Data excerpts

<<<<

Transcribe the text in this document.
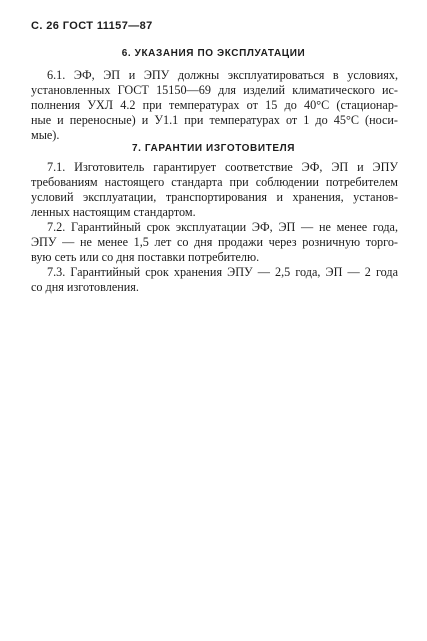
С. 26 ГОСТ 11157—87
6. УКАЗАНИЯ ПО ЭКСПЛУАТАЦИИ
6.1. ЭФ, ЭП и ЭПУ должны эксплуатироваться в условиях,
установленных ГОСТ 15150—69 для изделий климатического ис-
полнения УХЛ 4.2 при температурах от 15 до 40°С (стационар-
ные и переносные) и У1.1 при температурах от 1 до 45°С (носи-
мые).
7. ГАРАНТИИ ИЗГОТОВИТЕЛЯ
7.1. Изготовитель гарантирует соответствие ЭФ, ЭП и ЭПУ
требованиям настоящего стандарта при соблюдении потребителем
условий эксплуатации, транспортирования и хранения, установ-
ленных настоящим стандартом.
7.2. Гарантийный срок эксплуатации ЭФ, ЭП — не менее года,
ЭПУ — не менее 1,5 лет со дня продажи через розничную торго-
вую сеть или со дня поставки потребителю.
7.3. Гарантийный срок хранения ЭПУ — 2,5 года, ЭП — 2 года
со дня изготовления.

>>>>

TASK>
Give the data again exactly as written, with all pictures left out.

RESULT FOR THIS EXERCISE>
Transcribe the text in this document.
С. 26 ГОСТ 11157—87
6. УКАЗАНИЯ ПО ЭКСПЛУАТАЦИИ
6.1. ЭФ, ЭП и ЭПУ должны эксплуатироваться в условиях,
установленных ГОСТ 15150—69 для изделий климатического ис-
полнения УХЛ 4.2 при температурах от 15 до 40°С (стационар-
ные и переносные) и У1.1 при температурах от 1 до 45°С (носи-
мые).
7. ГАРАНТИИ ИЗГОТОВИТЕЛЯ
7.1. Изготовитель гарантирует соответствие ЭФ, ЭП и ЭПУ
требованиям настоящего стандарта при соблюдении потребителем
условий эксплуатации, транспортирования и хранения, установ-
ленных настоящим стандартом.
7.2. Гарантийный срок эксплуатации ЭФ, ЭП — не менее года,
ЭПУ — не менее 1,5 лет со дня продажи через розничную торго-
вую сеть или со дня поставки потребителю.
7.3. Гарантийный срок хранения ЭПУ — 2,5 года, ЭП — 2 года
со дня изготовления.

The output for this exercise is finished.